Dataset records:

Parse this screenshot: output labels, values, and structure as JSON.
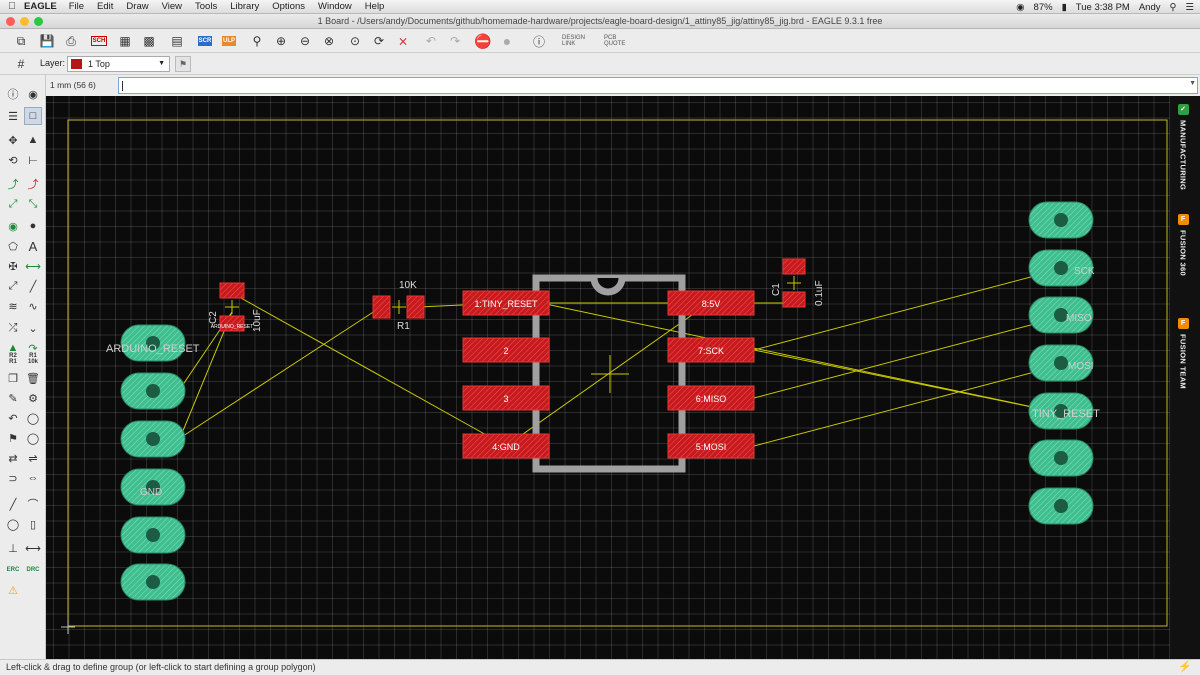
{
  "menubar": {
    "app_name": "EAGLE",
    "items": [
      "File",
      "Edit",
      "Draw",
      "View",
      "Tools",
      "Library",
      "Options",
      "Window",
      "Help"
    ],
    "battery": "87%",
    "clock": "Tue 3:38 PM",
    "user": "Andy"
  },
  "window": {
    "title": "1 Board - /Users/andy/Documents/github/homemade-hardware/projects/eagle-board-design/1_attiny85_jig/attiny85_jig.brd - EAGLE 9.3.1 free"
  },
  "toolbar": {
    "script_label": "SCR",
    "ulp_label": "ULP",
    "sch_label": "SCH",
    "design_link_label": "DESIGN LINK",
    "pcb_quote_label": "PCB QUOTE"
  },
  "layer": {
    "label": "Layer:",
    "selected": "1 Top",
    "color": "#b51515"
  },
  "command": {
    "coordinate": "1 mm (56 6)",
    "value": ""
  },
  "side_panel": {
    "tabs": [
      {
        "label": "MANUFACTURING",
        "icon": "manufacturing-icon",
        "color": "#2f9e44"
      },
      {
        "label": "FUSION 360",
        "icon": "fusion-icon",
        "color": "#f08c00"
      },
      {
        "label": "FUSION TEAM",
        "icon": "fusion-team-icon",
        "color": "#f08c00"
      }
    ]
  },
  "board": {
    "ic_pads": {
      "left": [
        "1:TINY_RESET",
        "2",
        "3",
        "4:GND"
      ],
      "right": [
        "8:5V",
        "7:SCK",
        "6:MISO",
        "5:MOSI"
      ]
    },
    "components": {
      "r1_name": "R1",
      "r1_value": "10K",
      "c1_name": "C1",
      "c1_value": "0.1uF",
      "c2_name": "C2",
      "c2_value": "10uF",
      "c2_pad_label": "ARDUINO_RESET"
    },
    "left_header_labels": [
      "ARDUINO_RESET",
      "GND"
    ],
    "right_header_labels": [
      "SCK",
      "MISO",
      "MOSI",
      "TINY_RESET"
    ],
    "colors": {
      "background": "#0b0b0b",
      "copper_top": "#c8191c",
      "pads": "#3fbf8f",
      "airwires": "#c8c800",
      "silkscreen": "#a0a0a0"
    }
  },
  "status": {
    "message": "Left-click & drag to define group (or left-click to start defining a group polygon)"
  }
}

---

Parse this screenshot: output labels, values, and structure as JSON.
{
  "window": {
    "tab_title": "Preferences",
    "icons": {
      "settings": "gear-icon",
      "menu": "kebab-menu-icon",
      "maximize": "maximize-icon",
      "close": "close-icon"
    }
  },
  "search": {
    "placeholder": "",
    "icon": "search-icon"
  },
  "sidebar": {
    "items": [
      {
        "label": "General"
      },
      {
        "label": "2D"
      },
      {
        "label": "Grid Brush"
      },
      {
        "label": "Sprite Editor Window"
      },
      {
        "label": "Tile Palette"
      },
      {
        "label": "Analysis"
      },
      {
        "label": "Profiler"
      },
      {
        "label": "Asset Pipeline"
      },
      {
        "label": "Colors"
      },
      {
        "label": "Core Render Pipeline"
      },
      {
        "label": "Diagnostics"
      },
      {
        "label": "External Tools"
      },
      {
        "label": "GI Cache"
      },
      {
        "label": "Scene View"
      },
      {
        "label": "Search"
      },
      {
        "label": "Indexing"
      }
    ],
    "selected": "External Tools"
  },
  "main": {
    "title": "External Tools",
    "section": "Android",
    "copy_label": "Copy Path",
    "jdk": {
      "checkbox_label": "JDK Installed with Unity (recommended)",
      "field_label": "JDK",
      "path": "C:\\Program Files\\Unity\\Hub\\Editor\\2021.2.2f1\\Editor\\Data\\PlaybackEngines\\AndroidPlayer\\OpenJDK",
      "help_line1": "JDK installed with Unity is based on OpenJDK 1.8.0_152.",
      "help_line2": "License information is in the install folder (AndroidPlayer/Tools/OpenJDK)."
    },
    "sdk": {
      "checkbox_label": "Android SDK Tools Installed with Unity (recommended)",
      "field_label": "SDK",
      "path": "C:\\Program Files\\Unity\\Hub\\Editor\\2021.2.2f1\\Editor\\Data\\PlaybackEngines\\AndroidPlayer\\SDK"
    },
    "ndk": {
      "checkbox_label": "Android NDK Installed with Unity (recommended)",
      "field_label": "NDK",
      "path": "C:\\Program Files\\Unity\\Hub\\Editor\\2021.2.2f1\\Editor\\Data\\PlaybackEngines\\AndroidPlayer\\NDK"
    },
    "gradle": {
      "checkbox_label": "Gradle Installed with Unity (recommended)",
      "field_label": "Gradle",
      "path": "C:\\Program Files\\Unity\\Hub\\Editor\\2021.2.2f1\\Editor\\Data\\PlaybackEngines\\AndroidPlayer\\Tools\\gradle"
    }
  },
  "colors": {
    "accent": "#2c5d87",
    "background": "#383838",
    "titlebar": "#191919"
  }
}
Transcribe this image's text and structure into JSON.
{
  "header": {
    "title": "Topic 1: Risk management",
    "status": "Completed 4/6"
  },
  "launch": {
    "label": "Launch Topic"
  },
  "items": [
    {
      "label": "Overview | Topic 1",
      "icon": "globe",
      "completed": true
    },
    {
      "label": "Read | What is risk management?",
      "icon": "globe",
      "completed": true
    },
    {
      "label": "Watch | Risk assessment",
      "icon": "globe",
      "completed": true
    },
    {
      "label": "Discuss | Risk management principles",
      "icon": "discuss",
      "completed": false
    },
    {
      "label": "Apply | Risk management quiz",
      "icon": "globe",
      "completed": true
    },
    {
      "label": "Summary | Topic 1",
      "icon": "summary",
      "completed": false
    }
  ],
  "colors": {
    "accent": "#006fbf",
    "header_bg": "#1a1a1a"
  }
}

--

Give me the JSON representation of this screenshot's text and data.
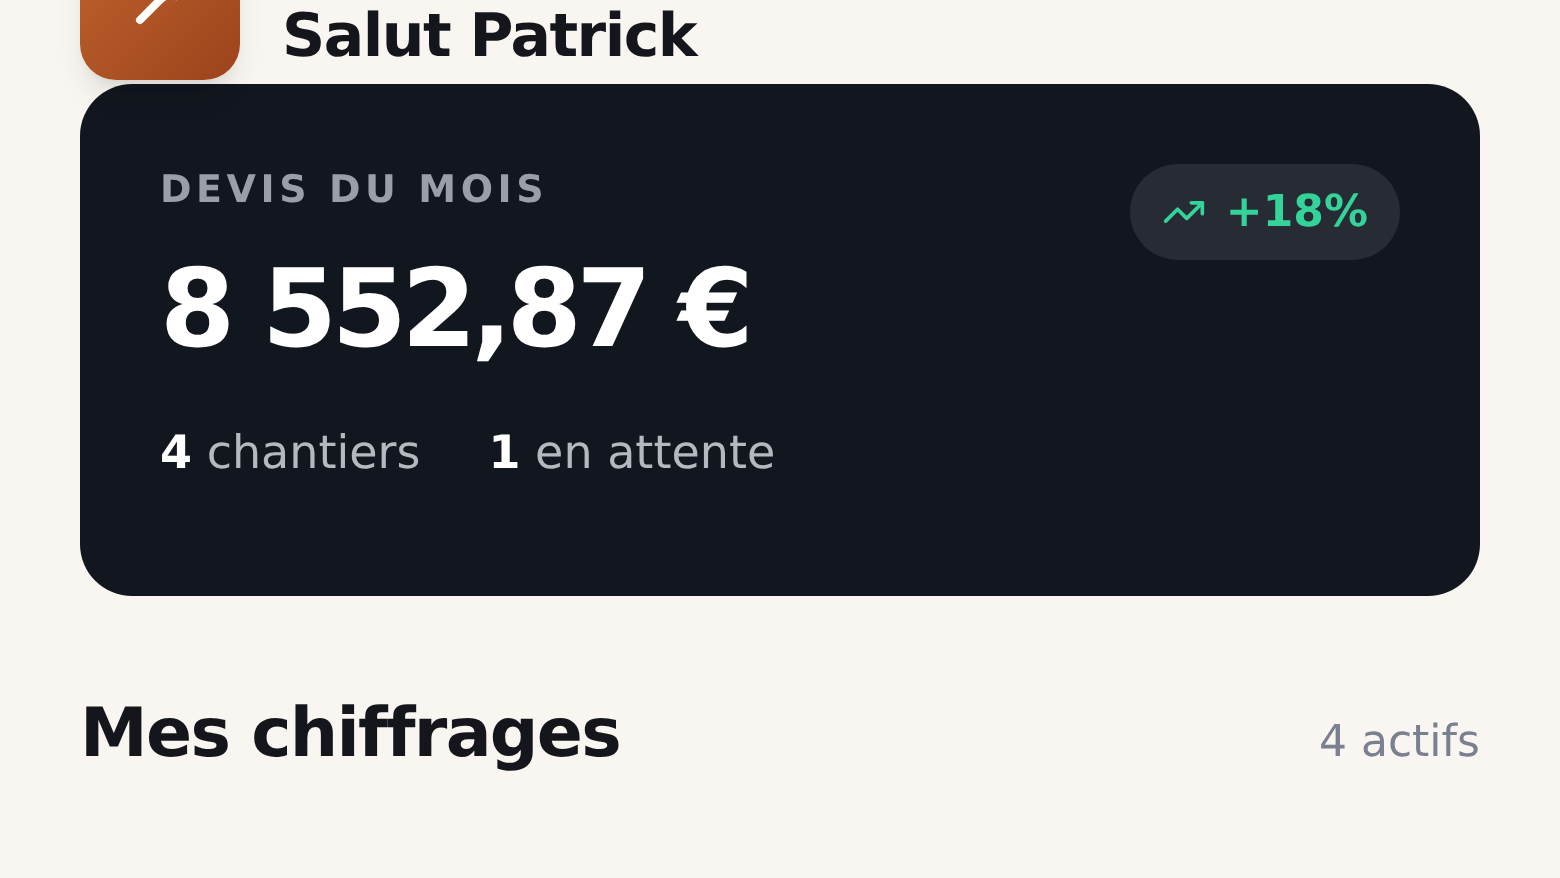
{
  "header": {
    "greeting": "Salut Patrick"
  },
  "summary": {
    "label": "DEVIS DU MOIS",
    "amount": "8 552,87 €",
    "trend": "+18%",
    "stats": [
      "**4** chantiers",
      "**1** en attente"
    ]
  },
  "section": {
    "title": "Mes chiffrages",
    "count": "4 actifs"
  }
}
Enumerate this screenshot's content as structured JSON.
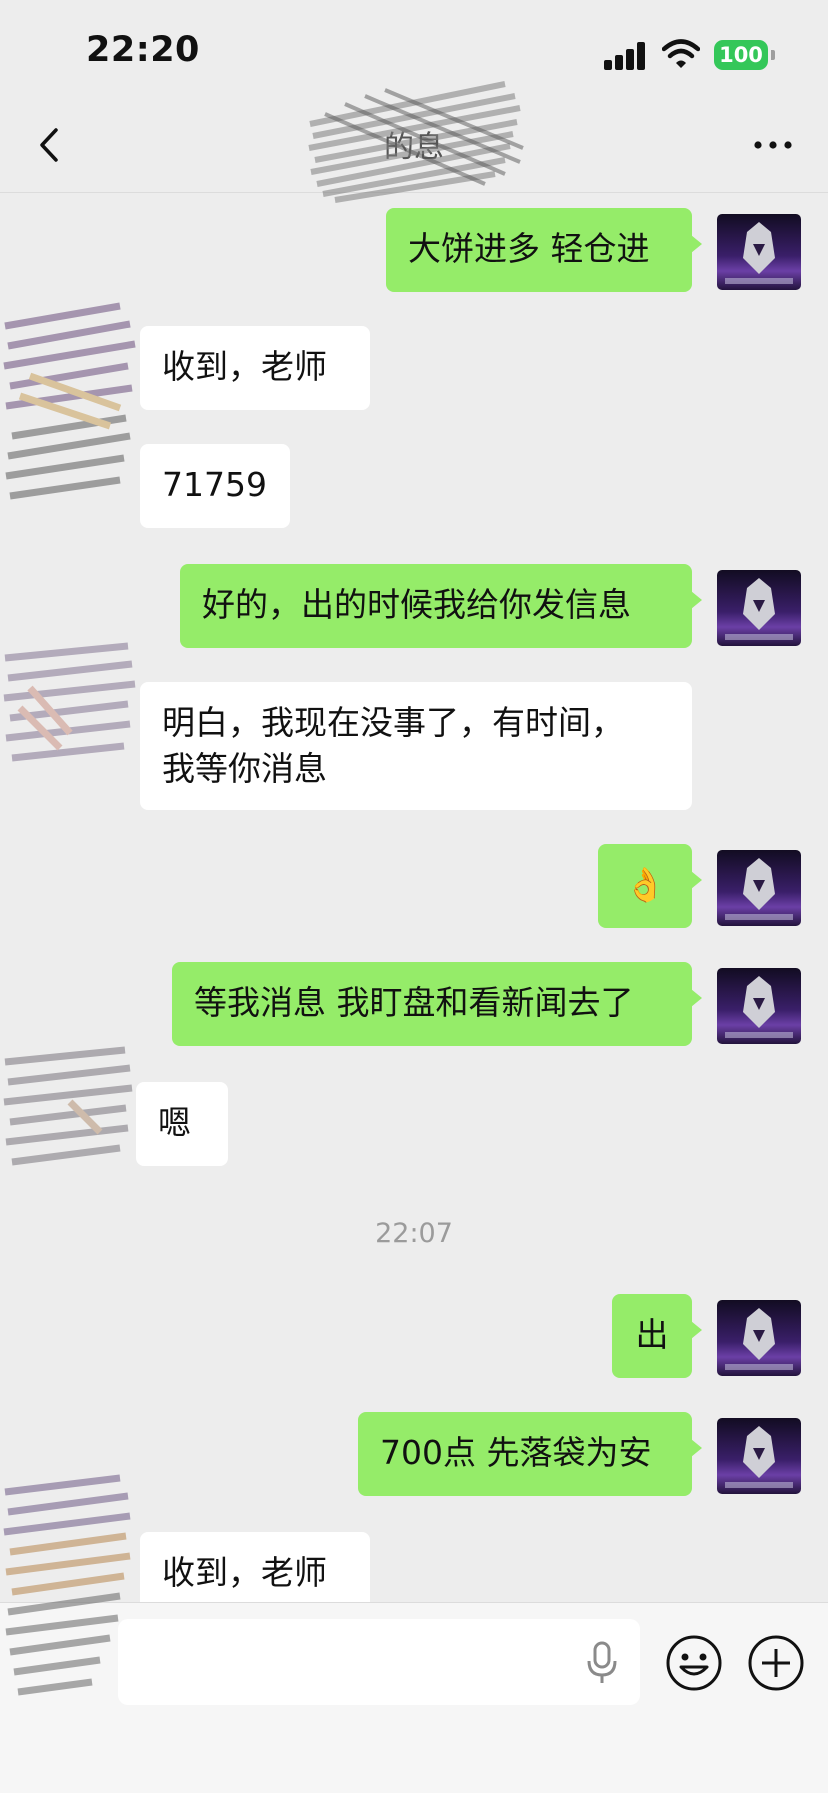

AIM OF THE TASK:
Up in the listing, locate the line with "Give me the"; print it and every line after it down to the line with "Enumerate this screenshot's", which is included too. Skip the pictures.

FINAL RESULT:
Give me the JSON representation of this screenshot's text and data.
{
  "header": {
    "greeting": "Salut Patrick"
  },
  "summary": {
    "label": "DEVIS DU MOIS",
    "amount": "8 552,87 €",
    "trend": "+18%",
    "stats": [
      "**4** chantiers",
      "**1** en attente"
    ]
  },
  "section": {
    "title": "Mes chiffrages",
    "count": "4 actifs"
  }
}
Enumerate this screenshot's content as structured JSON.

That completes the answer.